=== What to work on ===
Search the data for the word "name" and copy every line where it occurs.

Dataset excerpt

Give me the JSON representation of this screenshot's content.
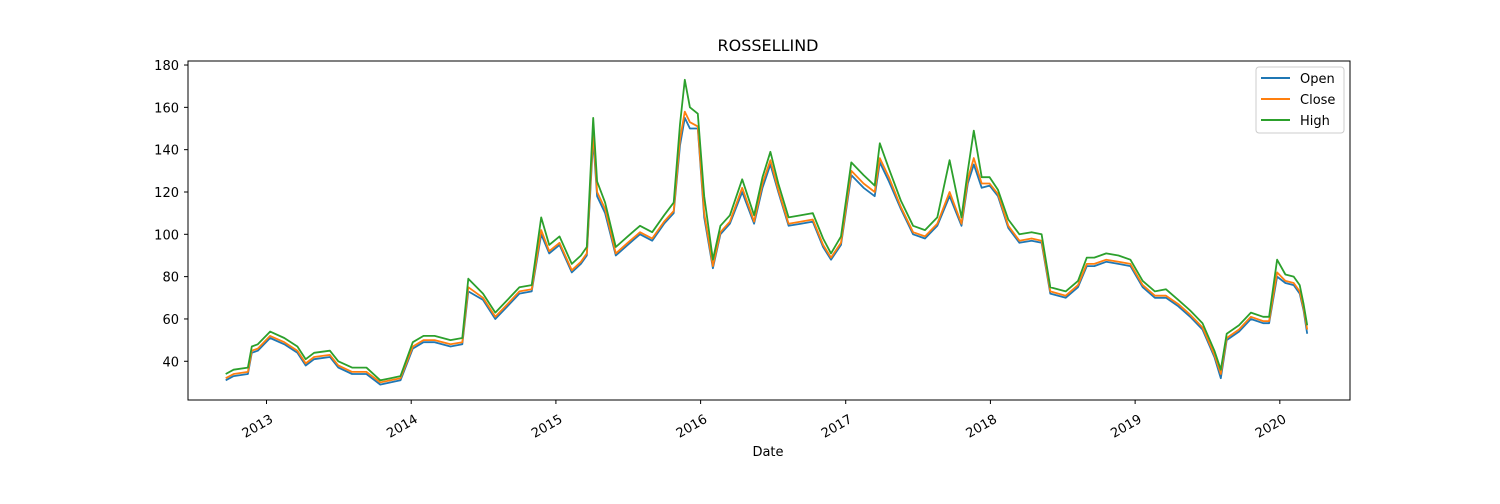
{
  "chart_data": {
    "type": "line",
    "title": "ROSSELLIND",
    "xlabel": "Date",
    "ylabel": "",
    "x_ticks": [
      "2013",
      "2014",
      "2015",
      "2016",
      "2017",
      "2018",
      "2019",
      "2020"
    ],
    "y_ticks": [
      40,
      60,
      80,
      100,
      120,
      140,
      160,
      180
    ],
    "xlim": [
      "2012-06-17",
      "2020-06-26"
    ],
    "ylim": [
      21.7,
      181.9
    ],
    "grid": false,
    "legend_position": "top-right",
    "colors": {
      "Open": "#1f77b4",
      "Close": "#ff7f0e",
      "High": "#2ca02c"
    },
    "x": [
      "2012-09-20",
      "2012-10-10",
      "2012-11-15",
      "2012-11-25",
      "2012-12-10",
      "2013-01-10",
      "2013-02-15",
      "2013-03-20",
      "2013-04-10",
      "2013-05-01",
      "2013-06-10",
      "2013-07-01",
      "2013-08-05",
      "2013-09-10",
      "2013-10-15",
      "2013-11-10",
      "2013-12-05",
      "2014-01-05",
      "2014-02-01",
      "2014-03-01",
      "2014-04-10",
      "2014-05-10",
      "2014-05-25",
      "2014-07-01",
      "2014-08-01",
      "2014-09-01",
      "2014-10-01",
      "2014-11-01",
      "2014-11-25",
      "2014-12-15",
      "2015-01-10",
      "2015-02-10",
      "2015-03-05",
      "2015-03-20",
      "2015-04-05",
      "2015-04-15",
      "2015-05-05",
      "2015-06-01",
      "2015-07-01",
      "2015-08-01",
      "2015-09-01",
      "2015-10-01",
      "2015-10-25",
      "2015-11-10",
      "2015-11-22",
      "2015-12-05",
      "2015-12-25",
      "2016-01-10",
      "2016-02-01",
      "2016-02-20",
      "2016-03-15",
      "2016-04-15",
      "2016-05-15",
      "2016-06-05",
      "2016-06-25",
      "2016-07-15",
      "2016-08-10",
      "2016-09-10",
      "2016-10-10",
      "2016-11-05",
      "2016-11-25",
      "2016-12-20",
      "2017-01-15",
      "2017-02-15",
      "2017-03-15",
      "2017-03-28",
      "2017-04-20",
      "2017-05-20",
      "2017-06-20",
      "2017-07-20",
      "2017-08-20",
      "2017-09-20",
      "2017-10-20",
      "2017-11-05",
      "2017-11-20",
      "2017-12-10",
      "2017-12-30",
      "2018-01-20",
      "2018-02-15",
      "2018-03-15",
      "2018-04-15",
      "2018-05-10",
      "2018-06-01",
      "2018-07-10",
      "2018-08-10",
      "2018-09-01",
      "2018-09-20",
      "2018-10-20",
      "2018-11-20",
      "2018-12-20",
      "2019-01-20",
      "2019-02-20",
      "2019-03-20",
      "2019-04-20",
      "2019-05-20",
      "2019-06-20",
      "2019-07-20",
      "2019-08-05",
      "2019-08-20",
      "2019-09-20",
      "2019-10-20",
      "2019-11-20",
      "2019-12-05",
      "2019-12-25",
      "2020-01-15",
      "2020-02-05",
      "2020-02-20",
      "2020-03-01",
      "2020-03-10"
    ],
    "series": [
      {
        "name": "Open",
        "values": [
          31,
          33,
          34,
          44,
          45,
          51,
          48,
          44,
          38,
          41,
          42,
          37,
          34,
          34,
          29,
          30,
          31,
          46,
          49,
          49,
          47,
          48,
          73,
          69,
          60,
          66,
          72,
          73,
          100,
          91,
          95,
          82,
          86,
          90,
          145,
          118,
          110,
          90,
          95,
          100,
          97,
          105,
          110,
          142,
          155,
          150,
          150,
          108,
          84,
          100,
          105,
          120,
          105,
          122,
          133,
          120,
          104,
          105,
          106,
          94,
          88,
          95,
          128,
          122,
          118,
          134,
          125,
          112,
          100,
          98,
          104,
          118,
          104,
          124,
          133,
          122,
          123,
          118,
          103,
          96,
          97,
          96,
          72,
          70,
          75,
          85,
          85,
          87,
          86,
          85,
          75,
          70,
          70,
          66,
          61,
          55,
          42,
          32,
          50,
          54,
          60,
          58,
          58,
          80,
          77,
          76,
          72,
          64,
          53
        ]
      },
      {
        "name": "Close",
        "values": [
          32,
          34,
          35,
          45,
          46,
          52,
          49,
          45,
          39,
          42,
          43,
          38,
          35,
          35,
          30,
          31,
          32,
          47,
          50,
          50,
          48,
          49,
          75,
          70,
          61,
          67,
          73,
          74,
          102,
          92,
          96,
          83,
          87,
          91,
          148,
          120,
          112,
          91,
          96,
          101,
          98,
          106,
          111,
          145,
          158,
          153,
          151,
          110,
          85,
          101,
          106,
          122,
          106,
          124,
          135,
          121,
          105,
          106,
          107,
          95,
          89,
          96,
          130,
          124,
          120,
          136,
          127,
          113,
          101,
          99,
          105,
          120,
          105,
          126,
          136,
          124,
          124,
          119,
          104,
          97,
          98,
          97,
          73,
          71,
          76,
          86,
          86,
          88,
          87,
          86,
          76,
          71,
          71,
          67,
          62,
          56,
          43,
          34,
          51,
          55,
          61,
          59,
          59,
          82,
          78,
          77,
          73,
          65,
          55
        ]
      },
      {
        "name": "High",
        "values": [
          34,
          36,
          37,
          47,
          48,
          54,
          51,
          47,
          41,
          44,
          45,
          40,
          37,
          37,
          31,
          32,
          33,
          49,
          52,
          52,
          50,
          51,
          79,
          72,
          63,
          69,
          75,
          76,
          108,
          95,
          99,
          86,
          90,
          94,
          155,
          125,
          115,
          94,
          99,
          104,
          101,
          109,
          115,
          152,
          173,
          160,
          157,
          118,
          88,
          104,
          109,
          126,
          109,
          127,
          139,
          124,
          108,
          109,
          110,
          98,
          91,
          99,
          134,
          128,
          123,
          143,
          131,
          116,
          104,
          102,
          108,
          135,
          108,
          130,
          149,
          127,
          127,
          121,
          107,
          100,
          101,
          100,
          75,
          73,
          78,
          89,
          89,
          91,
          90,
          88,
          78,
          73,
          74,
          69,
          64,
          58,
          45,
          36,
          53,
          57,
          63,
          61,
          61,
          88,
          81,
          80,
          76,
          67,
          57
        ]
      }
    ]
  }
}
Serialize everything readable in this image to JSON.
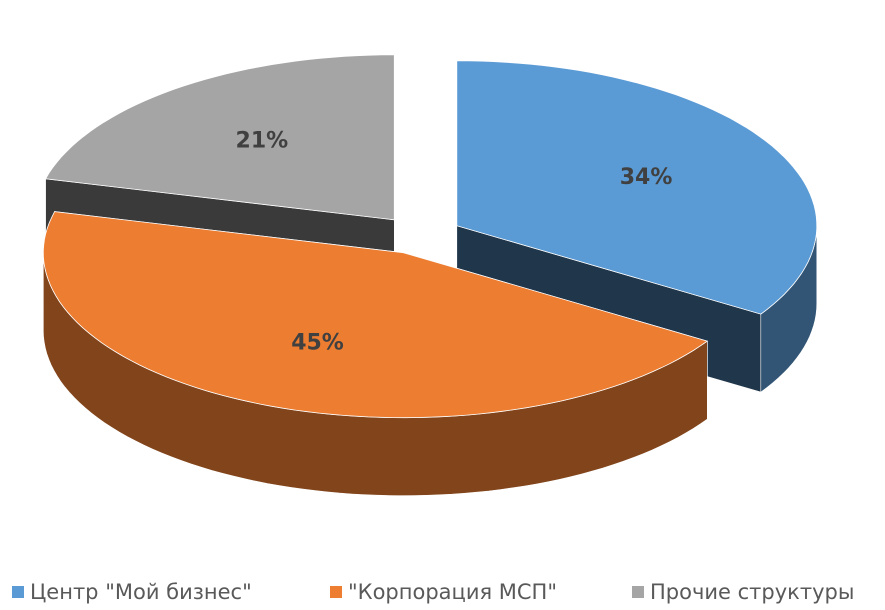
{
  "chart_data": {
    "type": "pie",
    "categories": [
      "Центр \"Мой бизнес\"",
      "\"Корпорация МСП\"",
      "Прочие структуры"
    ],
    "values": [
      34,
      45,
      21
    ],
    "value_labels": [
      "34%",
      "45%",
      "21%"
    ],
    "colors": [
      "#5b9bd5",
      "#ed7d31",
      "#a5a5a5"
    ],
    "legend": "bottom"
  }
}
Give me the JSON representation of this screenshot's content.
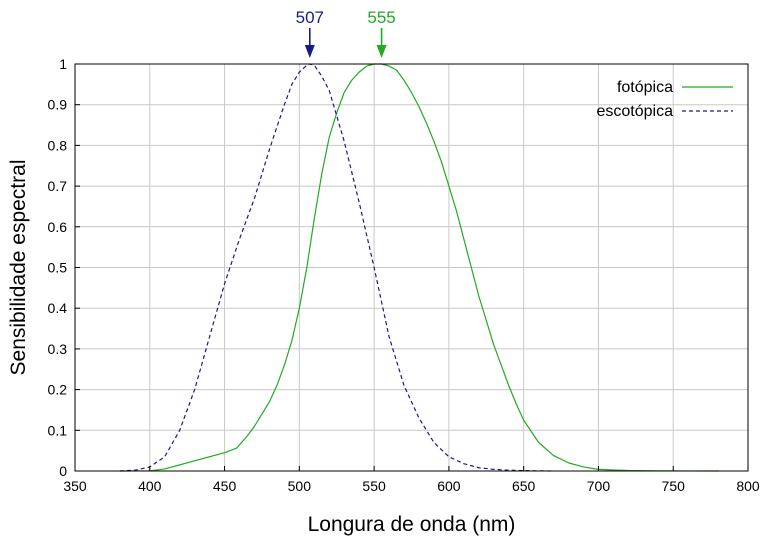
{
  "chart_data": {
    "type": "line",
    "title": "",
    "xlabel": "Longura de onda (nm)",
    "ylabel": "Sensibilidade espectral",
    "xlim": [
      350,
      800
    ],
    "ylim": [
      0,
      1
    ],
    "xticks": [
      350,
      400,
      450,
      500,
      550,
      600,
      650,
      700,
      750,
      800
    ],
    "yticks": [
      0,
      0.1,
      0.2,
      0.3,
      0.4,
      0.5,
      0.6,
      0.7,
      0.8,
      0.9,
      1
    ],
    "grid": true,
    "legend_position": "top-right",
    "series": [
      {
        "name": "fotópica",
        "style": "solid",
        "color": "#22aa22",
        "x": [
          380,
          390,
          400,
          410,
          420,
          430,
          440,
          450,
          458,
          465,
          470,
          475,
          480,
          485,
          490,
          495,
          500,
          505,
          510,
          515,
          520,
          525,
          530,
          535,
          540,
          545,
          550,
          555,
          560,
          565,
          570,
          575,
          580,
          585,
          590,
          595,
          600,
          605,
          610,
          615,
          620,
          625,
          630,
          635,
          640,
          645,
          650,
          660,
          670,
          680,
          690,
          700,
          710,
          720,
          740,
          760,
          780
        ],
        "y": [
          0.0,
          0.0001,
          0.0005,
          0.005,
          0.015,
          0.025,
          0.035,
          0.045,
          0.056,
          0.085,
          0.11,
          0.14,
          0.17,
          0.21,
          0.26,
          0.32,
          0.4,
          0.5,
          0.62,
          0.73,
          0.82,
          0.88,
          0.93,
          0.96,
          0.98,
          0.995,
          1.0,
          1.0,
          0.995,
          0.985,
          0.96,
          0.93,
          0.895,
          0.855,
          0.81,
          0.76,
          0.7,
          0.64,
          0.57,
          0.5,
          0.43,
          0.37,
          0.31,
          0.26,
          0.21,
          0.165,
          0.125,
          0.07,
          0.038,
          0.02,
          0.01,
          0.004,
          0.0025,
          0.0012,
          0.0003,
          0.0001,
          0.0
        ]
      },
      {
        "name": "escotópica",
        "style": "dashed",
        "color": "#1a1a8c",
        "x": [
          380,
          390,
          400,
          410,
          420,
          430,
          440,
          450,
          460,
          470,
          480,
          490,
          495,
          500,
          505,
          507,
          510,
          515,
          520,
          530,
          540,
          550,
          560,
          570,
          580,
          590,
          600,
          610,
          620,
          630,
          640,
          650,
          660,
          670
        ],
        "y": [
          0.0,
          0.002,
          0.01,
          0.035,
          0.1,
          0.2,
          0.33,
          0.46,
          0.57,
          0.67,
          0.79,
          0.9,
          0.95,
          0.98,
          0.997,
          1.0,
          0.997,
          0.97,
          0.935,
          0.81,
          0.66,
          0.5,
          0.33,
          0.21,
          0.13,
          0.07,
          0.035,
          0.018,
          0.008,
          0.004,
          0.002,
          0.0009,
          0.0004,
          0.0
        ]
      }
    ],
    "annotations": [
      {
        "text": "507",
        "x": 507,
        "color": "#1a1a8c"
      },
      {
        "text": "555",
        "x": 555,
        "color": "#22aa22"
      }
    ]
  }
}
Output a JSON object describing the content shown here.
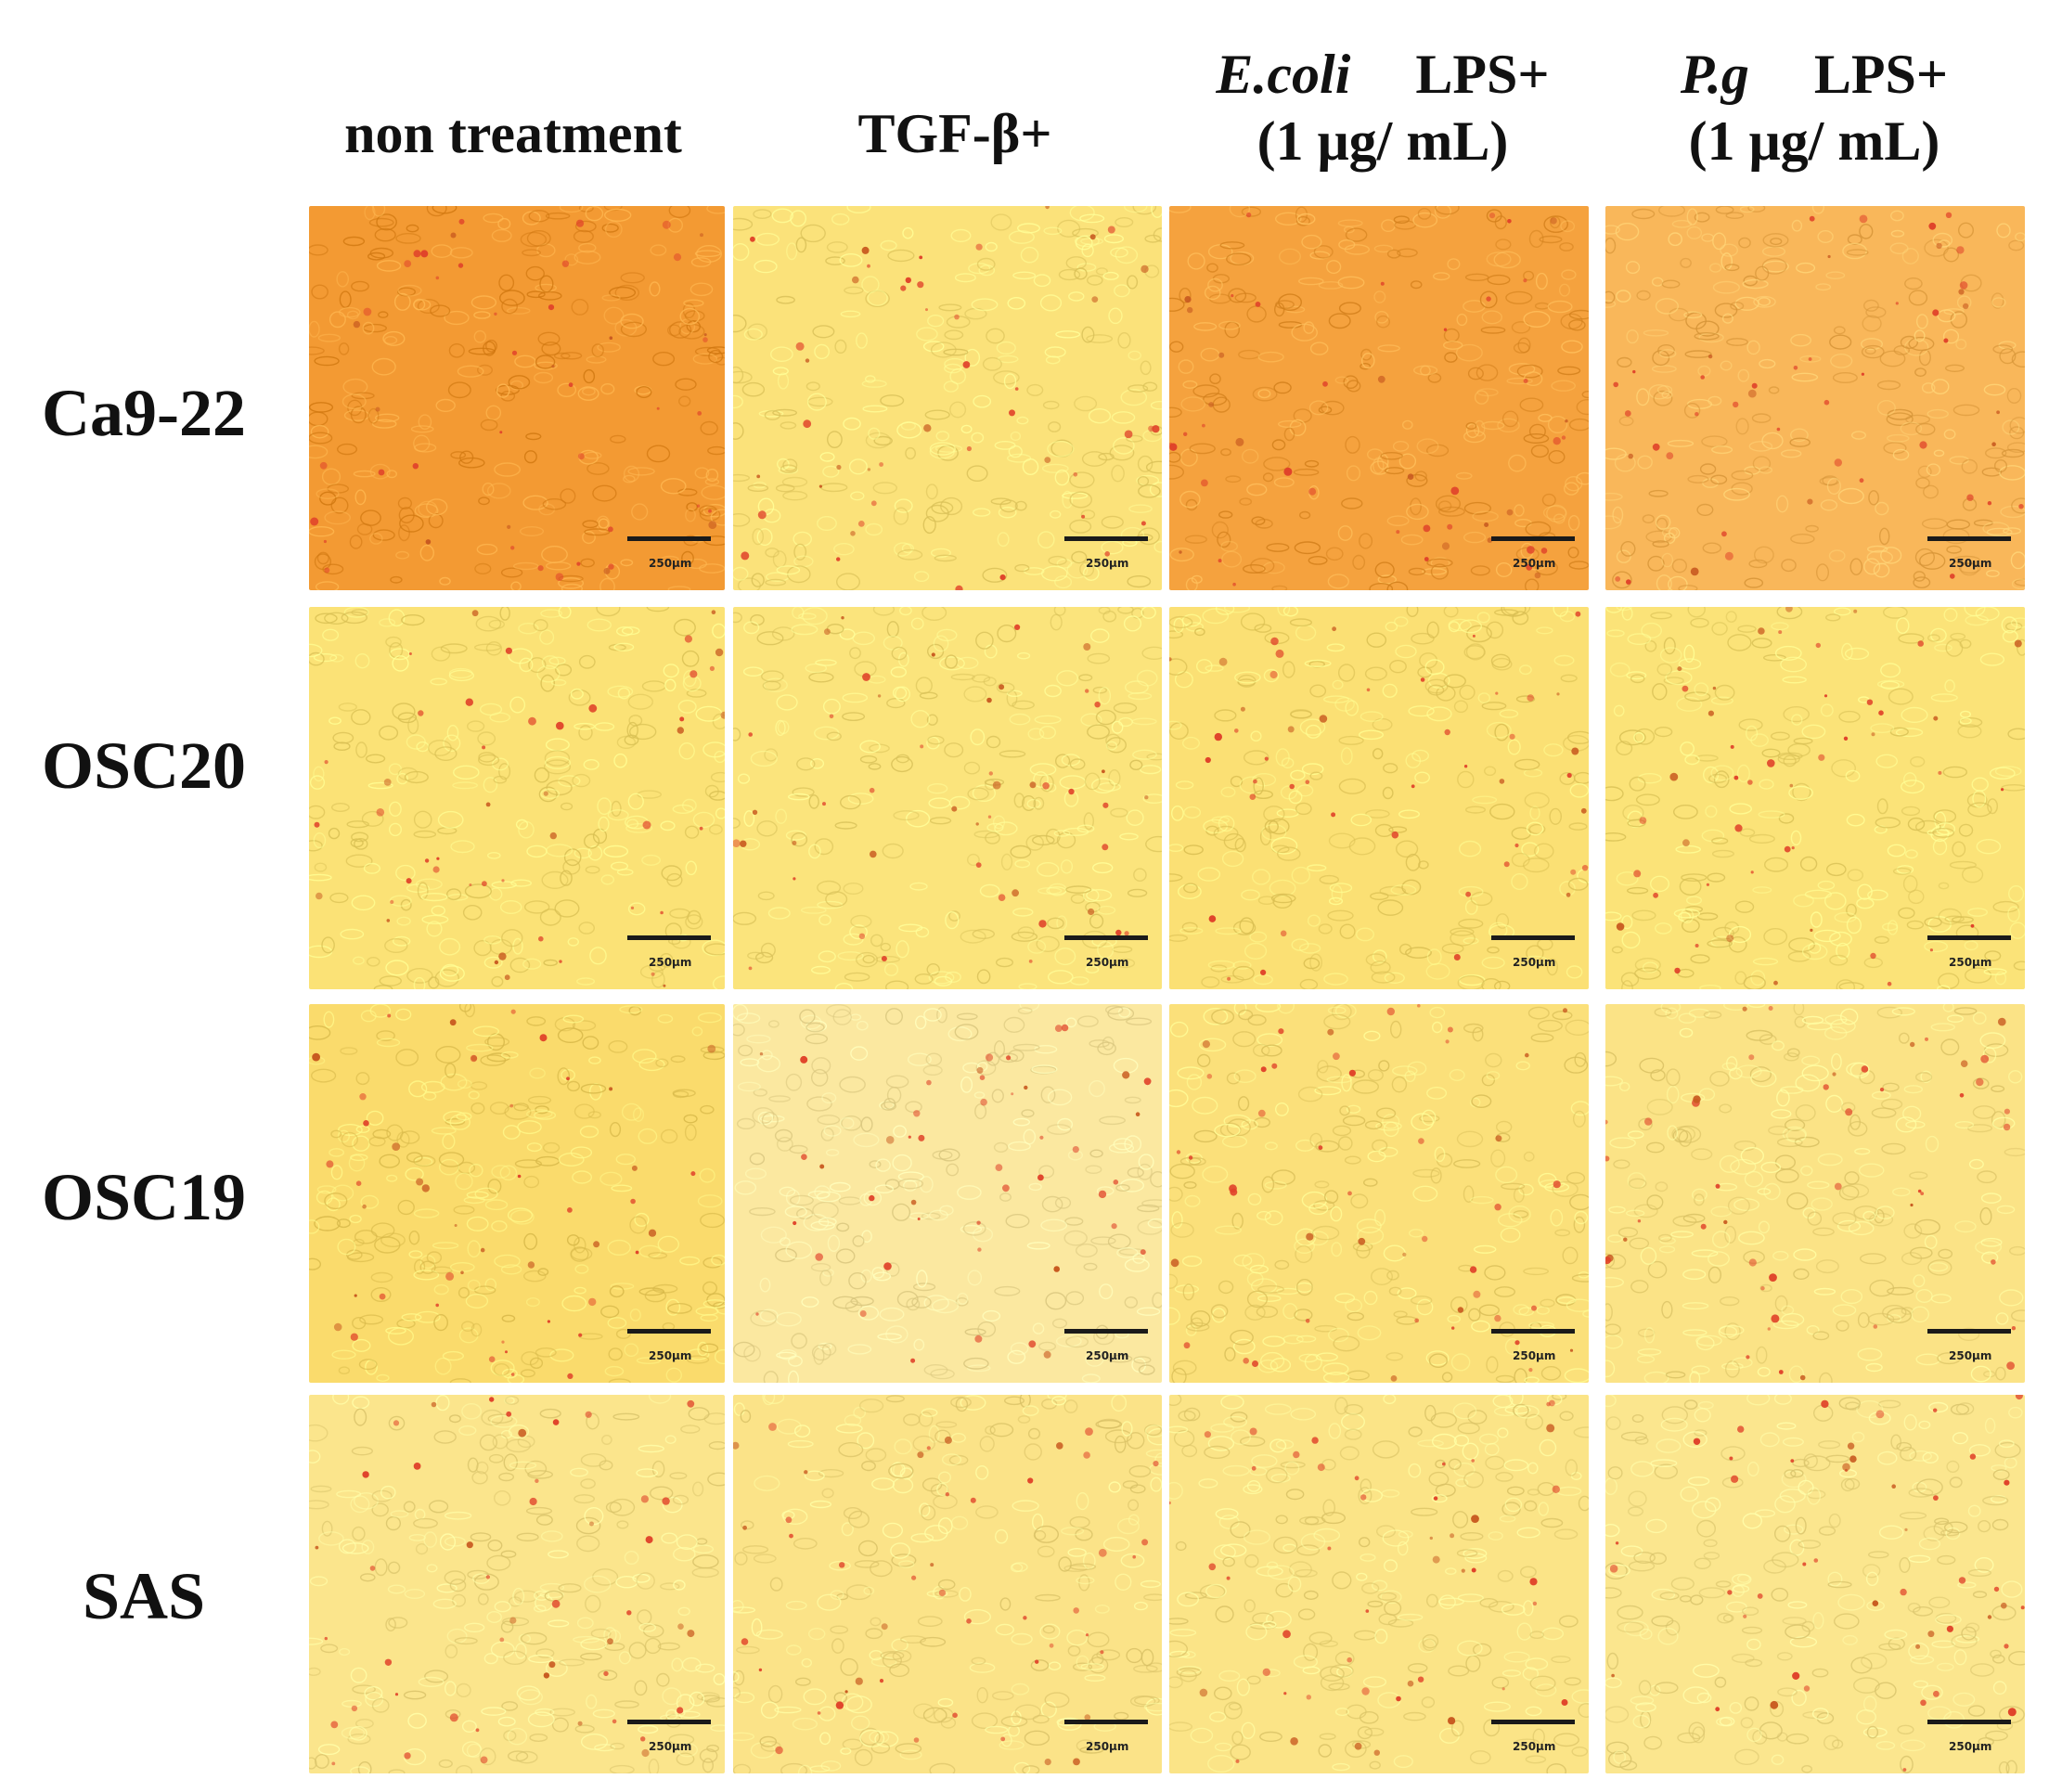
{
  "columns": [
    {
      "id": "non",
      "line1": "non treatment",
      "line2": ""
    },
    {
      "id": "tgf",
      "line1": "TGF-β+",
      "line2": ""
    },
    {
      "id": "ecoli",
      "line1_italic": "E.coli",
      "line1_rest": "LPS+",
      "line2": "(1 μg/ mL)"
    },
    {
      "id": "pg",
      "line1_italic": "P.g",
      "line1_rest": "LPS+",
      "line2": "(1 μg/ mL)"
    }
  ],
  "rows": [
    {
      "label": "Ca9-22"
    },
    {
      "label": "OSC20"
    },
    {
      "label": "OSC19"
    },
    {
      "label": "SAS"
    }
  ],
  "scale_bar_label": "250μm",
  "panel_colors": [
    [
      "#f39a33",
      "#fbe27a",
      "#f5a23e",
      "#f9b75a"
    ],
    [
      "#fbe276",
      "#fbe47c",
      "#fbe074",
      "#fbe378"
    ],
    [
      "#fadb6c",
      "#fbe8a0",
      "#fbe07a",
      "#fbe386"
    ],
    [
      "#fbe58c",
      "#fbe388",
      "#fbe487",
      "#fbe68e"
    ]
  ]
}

=== Solution to this exercise ===
        "name": "Open",
        "name": "Close",
        "name": "High",
        "name": "fotópica",
        "name": "escotópica",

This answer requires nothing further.